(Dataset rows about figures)
· · · · · · ·
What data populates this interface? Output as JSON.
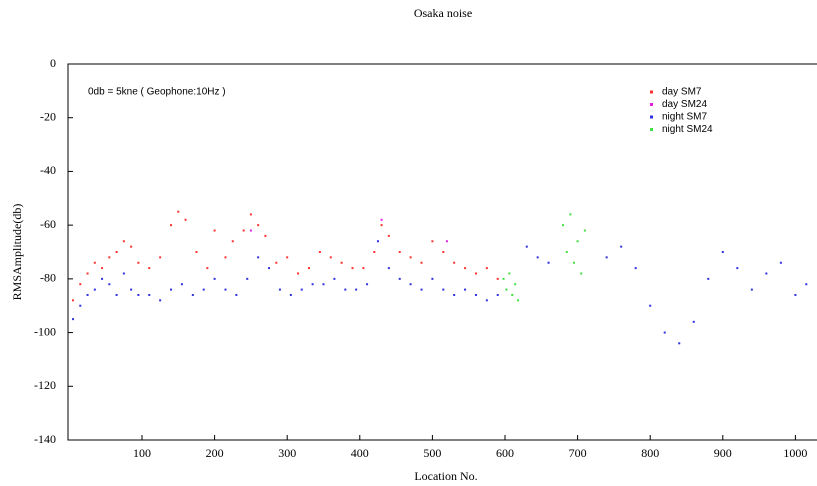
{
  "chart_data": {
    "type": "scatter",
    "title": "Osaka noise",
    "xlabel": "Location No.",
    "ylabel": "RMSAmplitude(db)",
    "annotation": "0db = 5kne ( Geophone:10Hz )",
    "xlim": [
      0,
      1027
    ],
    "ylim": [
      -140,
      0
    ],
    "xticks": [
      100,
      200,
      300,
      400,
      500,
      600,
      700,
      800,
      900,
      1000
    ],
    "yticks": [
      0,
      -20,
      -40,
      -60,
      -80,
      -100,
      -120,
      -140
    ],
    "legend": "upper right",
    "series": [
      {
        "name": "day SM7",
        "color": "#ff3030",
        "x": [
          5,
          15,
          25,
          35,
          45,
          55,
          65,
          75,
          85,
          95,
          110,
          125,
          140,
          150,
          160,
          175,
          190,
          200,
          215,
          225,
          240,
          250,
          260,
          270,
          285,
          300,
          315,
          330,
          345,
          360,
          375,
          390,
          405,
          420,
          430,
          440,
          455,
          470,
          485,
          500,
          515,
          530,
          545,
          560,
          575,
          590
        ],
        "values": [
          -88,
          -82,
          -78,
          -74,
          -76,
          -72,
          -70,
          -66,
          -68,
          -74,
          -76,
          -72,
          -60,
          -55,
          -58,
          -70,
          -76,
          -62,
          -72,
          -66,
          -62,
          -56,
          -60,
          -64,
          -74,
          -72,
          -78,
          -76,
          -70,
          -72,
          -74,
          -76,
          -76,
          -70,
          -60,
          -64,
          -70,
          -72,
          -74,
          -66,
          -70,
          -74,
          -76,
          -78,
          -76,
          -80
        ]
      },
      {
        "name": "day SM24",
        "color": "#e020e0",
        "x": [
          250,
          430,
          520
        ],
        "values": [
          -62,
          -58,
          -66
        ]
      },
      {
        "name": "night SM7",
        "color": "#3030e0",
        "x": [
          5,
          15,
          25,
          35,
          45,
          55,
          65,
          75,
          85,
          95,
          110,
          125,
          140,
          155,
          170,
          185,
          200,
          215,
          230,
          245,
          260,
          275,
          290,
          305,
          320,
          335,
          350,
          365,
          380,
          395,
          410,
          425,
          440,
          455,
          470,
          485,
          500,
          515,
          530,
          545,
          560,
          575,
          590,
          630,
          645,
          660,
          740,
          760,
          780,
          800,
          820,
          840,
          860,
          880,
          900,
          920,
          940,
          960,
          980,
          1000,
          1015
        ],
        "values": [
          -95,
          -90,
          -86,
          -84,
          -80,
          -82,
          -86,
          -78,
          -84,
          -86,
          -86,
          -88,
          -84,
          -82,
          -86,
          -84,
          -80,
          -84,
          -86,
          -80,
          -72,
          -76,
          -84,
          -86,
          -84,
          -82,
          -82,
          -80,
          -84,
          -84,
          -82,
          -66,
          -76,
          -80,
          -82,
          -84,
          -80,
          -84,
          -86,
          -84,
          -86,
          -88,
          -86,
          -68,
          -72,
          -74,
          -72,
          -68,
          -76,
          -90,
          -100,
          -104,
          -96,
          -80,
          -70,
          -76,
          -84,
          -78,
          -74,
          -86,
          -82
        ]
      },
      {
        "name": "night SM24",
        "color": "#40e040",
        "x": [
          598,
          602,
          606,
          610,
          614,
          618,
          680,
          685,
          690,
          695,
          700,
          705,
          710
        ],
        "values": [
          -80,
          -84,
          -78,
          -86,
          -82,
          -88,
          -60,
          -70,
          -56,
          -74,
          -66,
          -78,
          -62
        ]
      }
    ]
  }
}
· · · · · · ·
__Objective__. Your task is to gather every line with the word "color" and copy it.

__Written answer__.
        "color": "#ff3030",
        "color": "#e020e0",
        "color": "#3030e0",
        "color": "#40e040",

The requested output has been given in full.